__WHAT YOU SHOULD DO__
Leave out the pictures and repeat everything else in the records exactly.

__DATA FOR THIS TASK__
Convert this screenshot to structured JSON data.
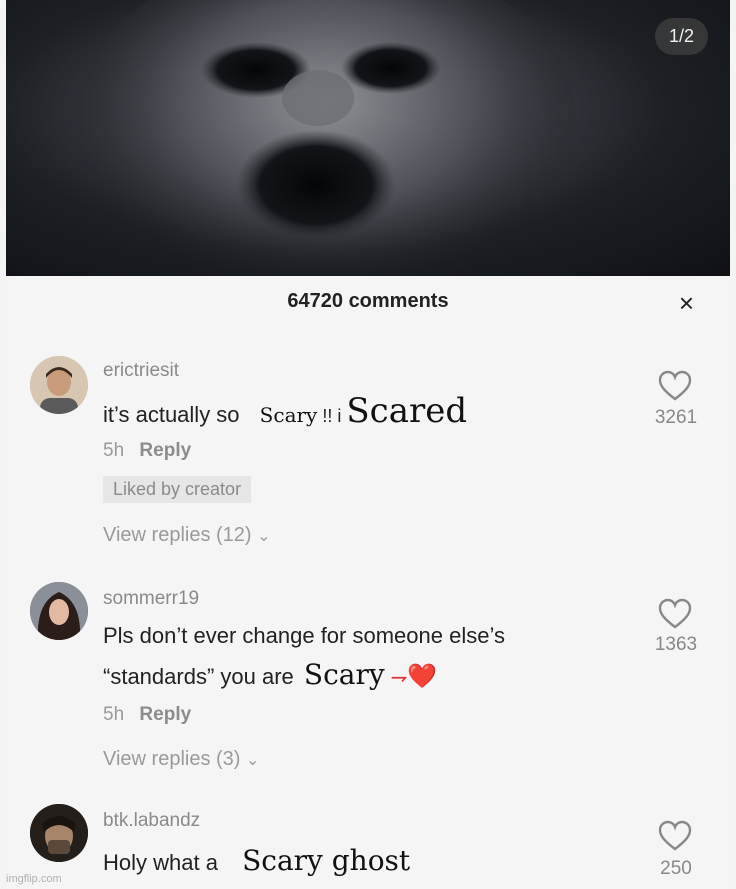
{
  "header": {
    "page_indicator": "1/2"
  },
  "sheet": {
    "title": "64720 comments",
    "close_label": "×"
  },
  "comments": [
    {
      "username": "erictriesit",
      "text_prefix": "it’s actually so",
      "stamp1": "Scary",
      "text_mid": " !! i ",
      "stamp2": "Scared",
      "time": "5h",
      "reply_label": "Reply",
      "liked_badge": "Liked by creator",
      "view_replies": "View replies (12)",
      "likes": "3261"
    },
    {
      "username": "sommerr19",
      "text_line1": "Pls don’t ever change for someone else’s",
      "text_line2_prefix": "“standards” you are",
      "stamp": "Scary",
      "emoji": "❤️",
      "time": "5h",
      "reply_label": "Reply",
      "view_replies": "View replies (3)",
      "likes": "1363"
    },
    {
      "username": "btk.labandz",
      "text_prefix": "Holy what a",
      "stamp": "Scary ghost",
      "likes": "250"
    }
  ],
  "watermark": "imgflip.com"
}
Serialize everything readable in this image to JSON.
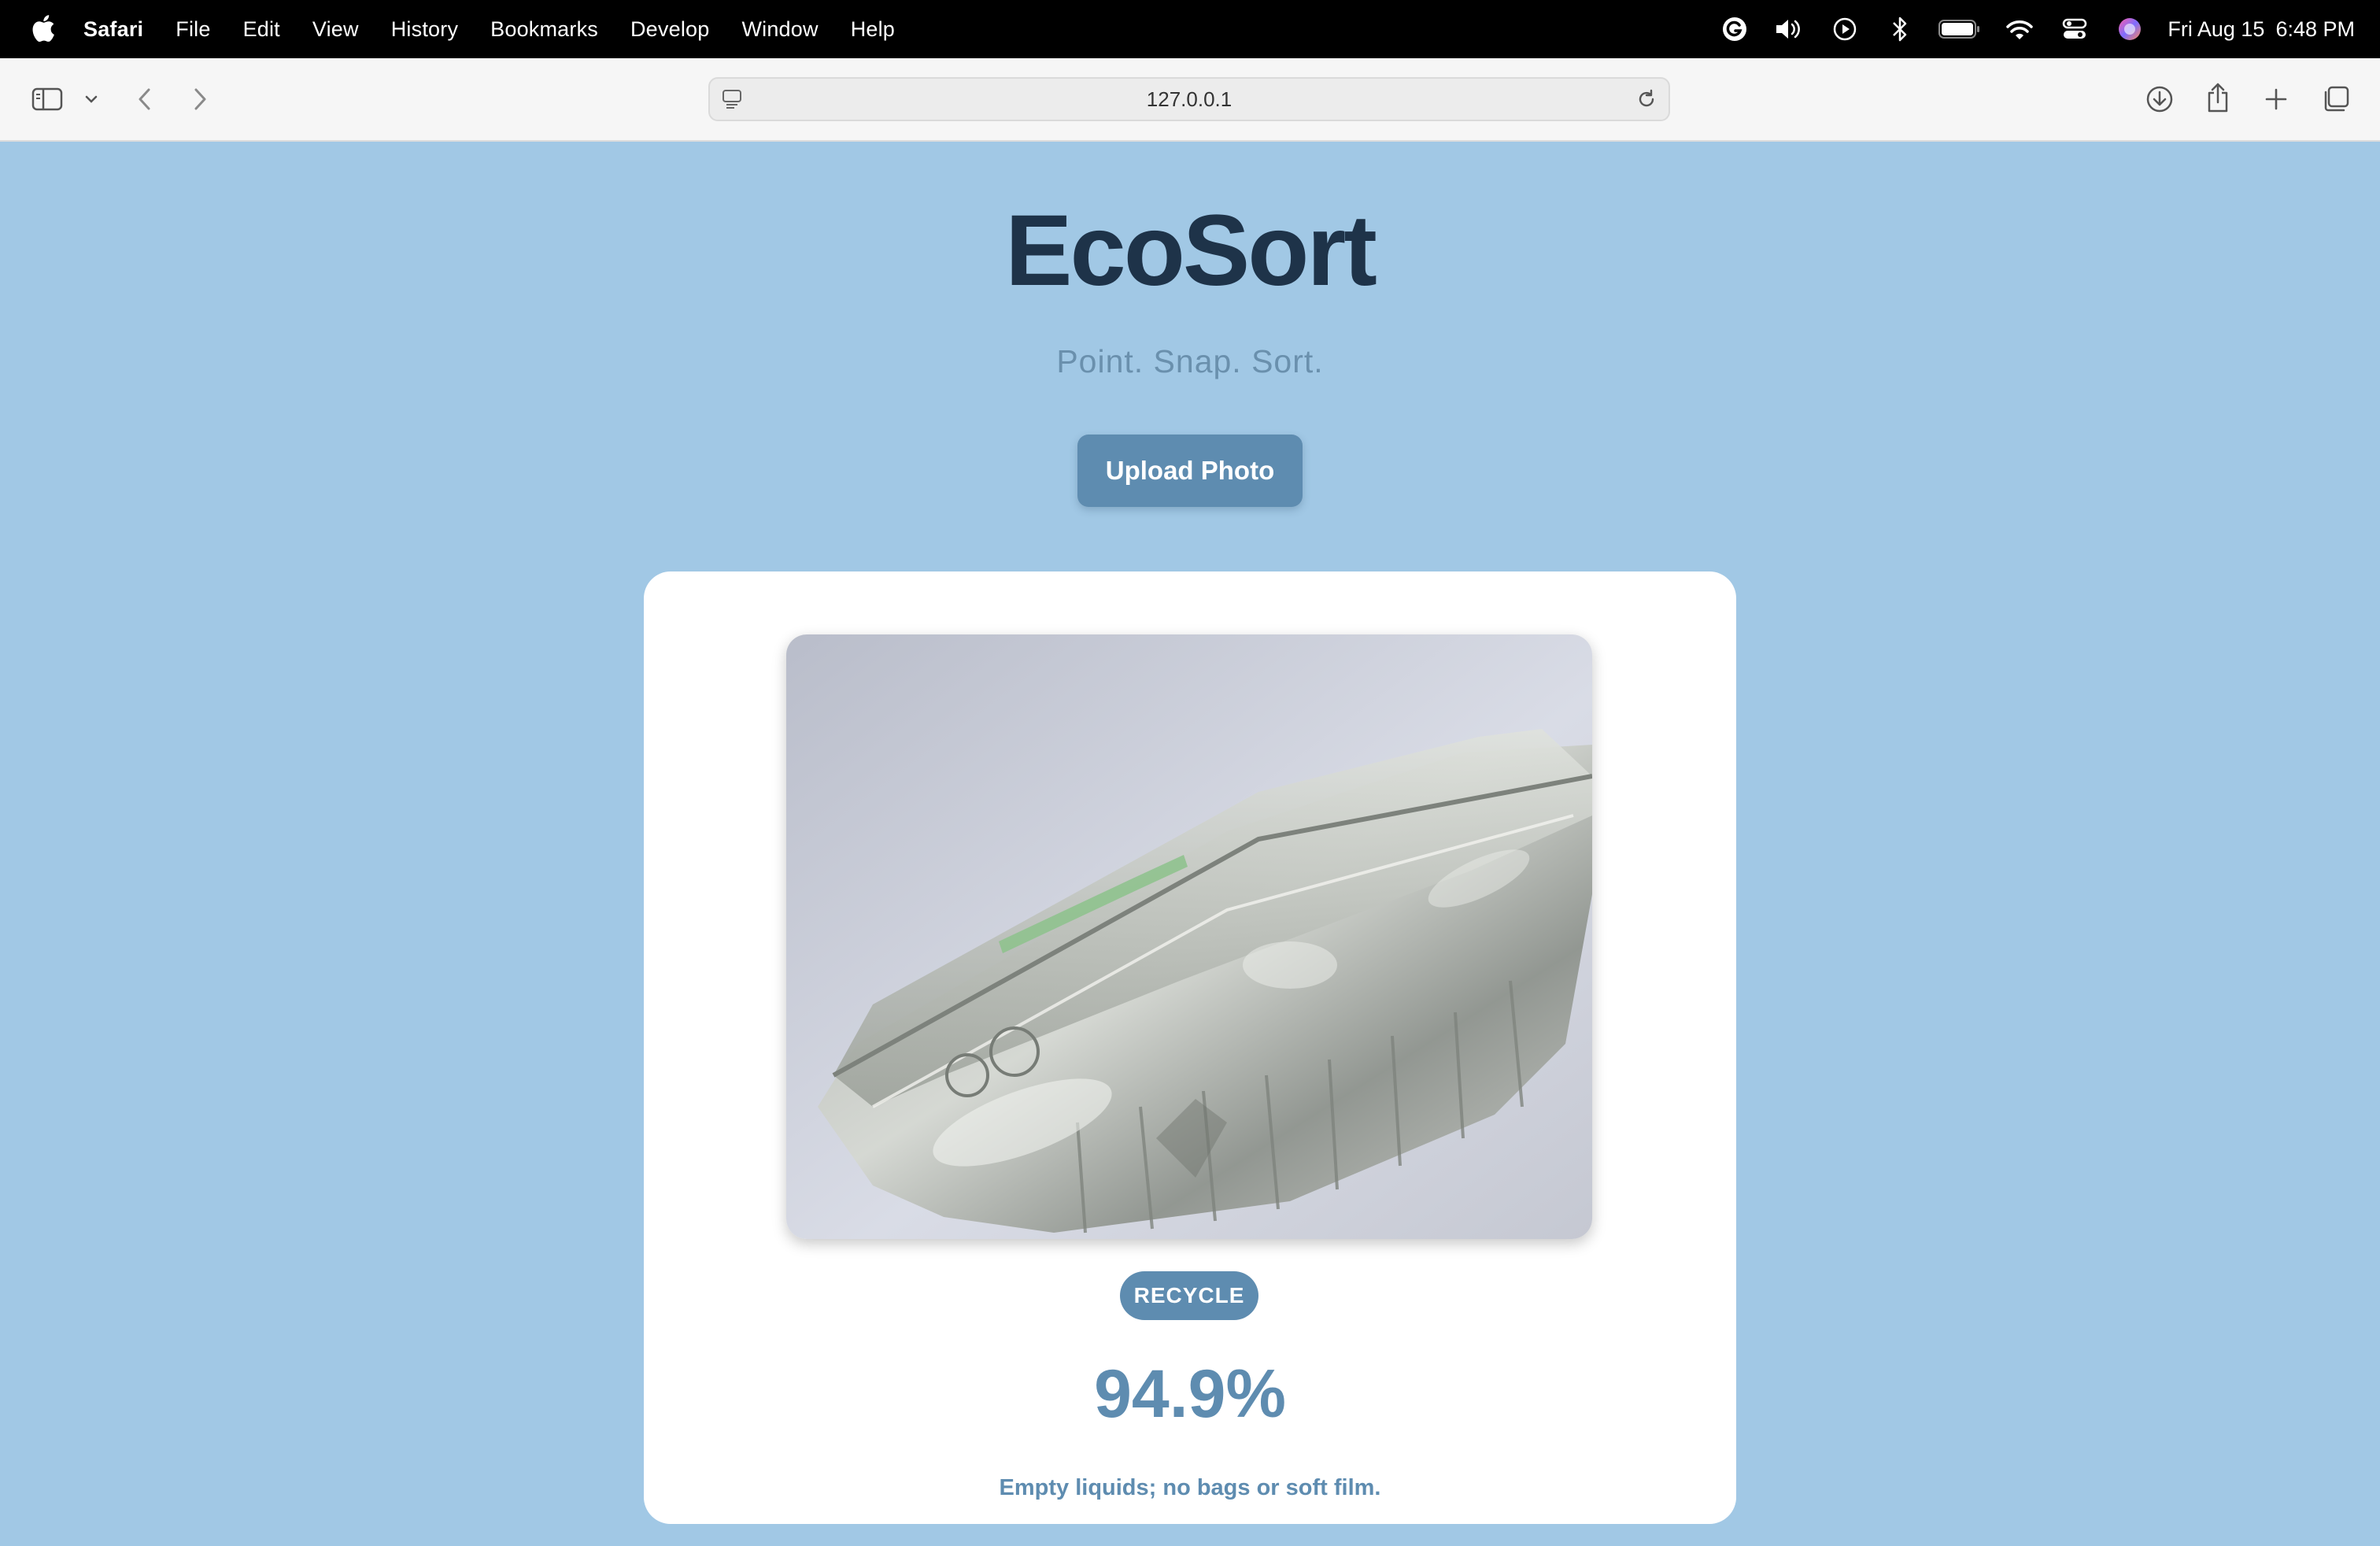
{
  "menubar": {
    "app_name": "Safari",
    "items": [
      "File",
      "Edit",
      "View",
      "History",
      "Bookmarks",
      "Develop",
      "Window",
      "Help"
    ],
    "clock": {
      "date": "Fri Aug 15",
      "time": "6:48 PM"
    },
    "status_icons": [
      "grammarly-icon",
      "volume-icon",
      "play-icon",
      "bluetooth-icon",
      "battery-icon",
      "wifi-icon",
      "control-center-icon",
      "siri-icon"
    ]
  },
  "browser": {
    "url": "127.0.0.1"
  },
  "app": {
    "title": "EcoSort",
    "tagline": "Point. Snap. Sort.",
    "upload_label": "Upload Photo",
    "result": {
      "category": "RECYCLE",
      "confidence": "94.9%",
      "note": "Empty liquids; no bags or soft film."
    }
  },
  "colors": {
    "page_background": "#a1c8e5",
    "accent": "#5e8cb0",
    "title": "#1e3349",
    "card": "#ffffff"
  }
}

__RESPONSE TO THE EXERCISE__
Convert this screenshot to structured JSON data.
{
  "header": {
    "page_indicator": "1/2"
  },
  "sheet": {
    "title": "64720 comments",
    "close_label": "×"
  },
  "comments": [
    {
      "username": "erictriesit",
      "text_prefix": "it’s actually so",
      "stamp1": "Scary",
      "text_mid": " !! i ",
      "stamp2": "Scared",
      "time": "5h",
      "reply_label": "Reply",
      "liked_badge": "Liked by creator",
      "view_replies": "View replies (12)",
      "likes": "3261"
    },
    {
      "username": "sommerr19",
      "text_line1": "Pls don’t ever change for someone else’s",
      "text_line2_prefix": "“standards” you are",
      "stamp": "Scary",
      "emoji": "❤️",
      "time": "5h",
      "reply_label": "Reply",
      "view_replies": "View replies (3)",
      "likes": "1363"
    },
    {
      "username": "btk.labandz",
      "text_prefix": "Holy what a",
      "stamp": "Scary ghost",
      "likes": "250"
    }
  ],
  "watermark": "imgflip.com"
}
Serialize everything readable in this image to JSON.
{
  "menubar": {
    "app_name": "Safari",
    "items": [
      "File",
      "Edit",
      "View",
      "History",
      "Bookmarks",
      "Develop",
      "Window",
      "Help"
    ],
    "clock": {
      "date": "Fri Aug 15",
      "time": "6:48 PM"
    },
    "status_icons": [
      "grammarly-icon",
      "volume-icon",
      "play-icon",
      "bluetooth-icon",
      "battery-icon",
      "wifi-icon",
      "control-center-icon",
      "siri-icon"
    ]
  },
  "browser": {
    "url": "127.0.0.1"
  },
  "app": {
    "title": "EcoSort",
    "tagline": "Point. Snap. Sort.",
    "upload_label": "Upload Photo",
    "result": {
      "category": "RECYCLE",
      "confidence": "94.9%",
      "note": "Empty liquids; no bags or soft film."
    }
  },
  "colors": {
    "page_background": "#a1c8e5",
    "accent": "#5e8cb0",
    "title": "#1e3349",
    "card": "#ffffff"
  }
}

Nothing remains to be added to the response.